* **Supplied data**

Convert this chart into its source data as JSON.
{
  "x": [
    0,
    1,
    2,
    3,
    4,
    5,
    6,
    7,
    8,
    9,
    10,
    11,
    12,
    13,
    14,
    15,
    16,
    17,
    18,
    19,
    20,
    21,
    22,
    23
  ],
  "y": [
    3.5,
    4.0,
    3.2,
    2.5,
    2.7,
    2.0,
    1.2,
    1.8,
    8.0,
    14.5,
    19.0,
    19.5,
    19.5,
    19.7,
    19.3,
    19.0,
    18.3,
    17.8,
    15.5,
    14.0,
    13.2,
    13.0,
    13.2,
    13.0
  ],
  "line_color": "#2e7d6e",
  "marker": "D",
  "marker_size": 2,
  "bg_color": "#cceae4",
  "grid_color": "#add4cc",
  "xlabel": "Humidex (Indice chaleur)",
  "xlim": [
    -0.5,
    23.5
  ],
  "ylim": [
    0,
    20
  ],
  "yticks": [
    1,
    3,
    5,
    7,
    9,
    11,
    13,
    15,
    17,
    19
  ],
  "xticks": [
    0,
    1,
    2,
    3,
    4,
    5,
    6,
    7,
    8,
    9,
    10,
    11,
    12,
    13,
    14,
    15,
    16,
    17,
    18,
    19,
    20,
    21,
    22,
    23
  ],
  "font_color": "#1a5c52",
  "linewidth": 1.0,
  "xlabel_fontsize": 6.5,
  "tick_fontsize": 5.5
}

* **What to produce**
Everything in the listing above should be restated exactly.

* **Solution below**
Convert this chart into its source data as JSON.
{
  "x": [
    0,
    1,
    2,
    3,
    4,
    5,
    6,
    7,
    8,
    9,
    10,
    11,
    12,
    13,
    14,
    15,
    16,
    17,
    18,
    19,
    20,
    21,
    22,
    23
  ],
  "y": [
    3.5,
    4.0,
    3.2,
    2.5,
    2.7,
    2.0,
    1.2,
    1.8,
    8.0,
    14.5,
    19.0,
    19.5,
    19.5,
    19.7,
    19.3,
    19.0,
    18.3,
    17.8,
    15.5,
    14.0,
    13.2,
    13.0,
    13.2,
    13.0
  ],
  "line_color": "#2e7d6e",
  "marker": "D",
  "marker_size": 2,
  "bg_color": "#cceae4",
  "grid_color": "#add4cc",
  "xlabel": "Humidex (Indice chaleur)",
  "xlim": [
    -0.5,
    23.5
  ],
  "ylim": [
    0,
    20
  ],
  "yticks": [
    1,
    3,
    5,
    7,
    9,
    11,
    13,
    15,
    17,
    19
  ],
  "xticks": [
    0,
    1,
    2,
    3,
    4,
    5,
    6,
    7,
    8,
    9,
    10,
    11,
    12,
    13,
    14,
    15,
    16,
    17,
    18,
    19,
    20,
    21,
    22,
    23
  ],
  "font_color": "#1a5c52",
  "linewidth": 1.0,
  "xlabel_fontsize": 6.5,
  "tick_fontsize": 5.5
}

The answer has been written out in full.